- **Exercise prompt**
Copy out the rows below with every "data-label" switched to "value-label", leaving everything else unchanged.

- **Available records**
● ● ●

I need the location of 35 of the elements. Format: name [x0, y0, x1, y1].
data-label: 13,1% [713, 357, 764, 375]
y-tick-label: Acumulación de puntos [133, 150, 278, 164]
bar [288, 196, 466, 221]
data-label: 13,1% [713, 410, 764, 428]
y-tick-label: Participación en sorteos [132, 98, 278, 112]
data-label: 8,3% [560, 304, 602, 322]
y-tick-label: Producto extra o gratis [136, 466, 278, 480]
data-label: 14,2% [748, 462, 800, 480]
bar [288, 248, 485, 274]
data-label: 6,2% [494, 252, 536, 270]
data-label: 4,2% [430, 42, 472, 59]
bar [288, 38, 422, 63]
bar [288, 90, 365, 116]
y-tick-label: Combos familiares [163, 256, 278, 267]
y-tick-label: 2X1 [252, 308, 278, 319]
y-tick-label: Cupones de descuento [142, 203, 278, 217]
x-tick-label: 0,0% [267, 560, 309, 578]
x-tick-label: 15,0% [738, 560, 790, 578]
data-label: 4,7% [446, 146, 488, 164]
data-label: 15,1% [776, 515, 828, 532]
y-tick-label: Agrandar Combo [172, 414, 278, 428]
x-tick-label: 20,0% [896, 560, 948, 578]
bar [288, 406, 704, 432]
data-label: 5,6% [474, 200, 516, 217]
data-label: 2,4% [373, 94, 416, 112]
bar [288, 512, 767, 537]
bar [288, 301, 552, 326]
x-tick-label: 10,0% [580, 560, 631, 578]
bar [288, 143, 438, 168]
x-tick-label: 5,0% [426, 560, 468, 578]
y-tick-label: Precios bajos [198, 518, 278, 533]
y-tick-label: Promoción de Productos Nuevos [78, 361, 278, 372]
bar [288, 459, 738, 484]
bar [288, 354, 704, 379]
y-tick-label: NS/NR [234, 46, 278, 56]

● ● ●

- **Response**
I need the location of 35 of the elements. Format: name [x0, y0, x1, y1].
value-label: 13,1% [713, 357, 764, 375]
y-tick-label: Acumulación de puntos [133, 150, 278, 164]
bar [288, 196, 466, 221]
value-label: 13,1% [713, 410, 764, 428]
y-tick-label: Participación en sorteos [132, 98, 278, 112]
value-label: 8,3% [560, 304, 602, 322]
y-tick-label: Producto extra o gratis [136, 466, 278, 480]
value-label: 14,2% [748, 462, 800, 480]
bar [288, 248, 485, 274]
value-label: 6,2% [494, 252, 536, 270]
value-label: 4,2% [430, 42, 472, 59]
bar [288, 38, 422, 63]
bar [288, 90, 365, 116]
y-tick-label: Combos familiares [163, 256, 278, 267]
y-tick-label: 2X1 [252, 308, 278, 319]
y-tick-label: Cupones de descuento [142, 203, 278, 217]
x-tick-label: 0,0% [267, 560, 309, 578]
x-tick-label: 15,0% [738, 560, 790, 578]
value-label: 4,7% [446, 146, 488, 164]
value-label: 15,1% [776, 515, 828, 532]
y-tick-label: Agrandar Combo [172, 414, 278, 428]
x-tick-label: 20,0% [896, 560, 948, 578]
bar [288, 406, 704, 432]
value-label: 5,6% [474, 200, 516, 217]
value-label: 2,4% [373, 94, 416, 112]
bar [288, 512, 767, 537]
bar [288, 301, 552, 326]
x-tick-label: 10,0% [580, 560, 631, 578]
bar [288, 143, 438, 168]
x-tick-label: 5,0% [426, 560, 468, 578]
y-tick-label: Precios bajos [198, 518, 278, 533]
y-tick-label: Promoción de Productos Nuevos [78, 361, 278, 372]
bar [288, 459, 738, 484]
bar [288, 354, 704, 379]
y-tick-label: NS/NR [234, 46, 278, 56]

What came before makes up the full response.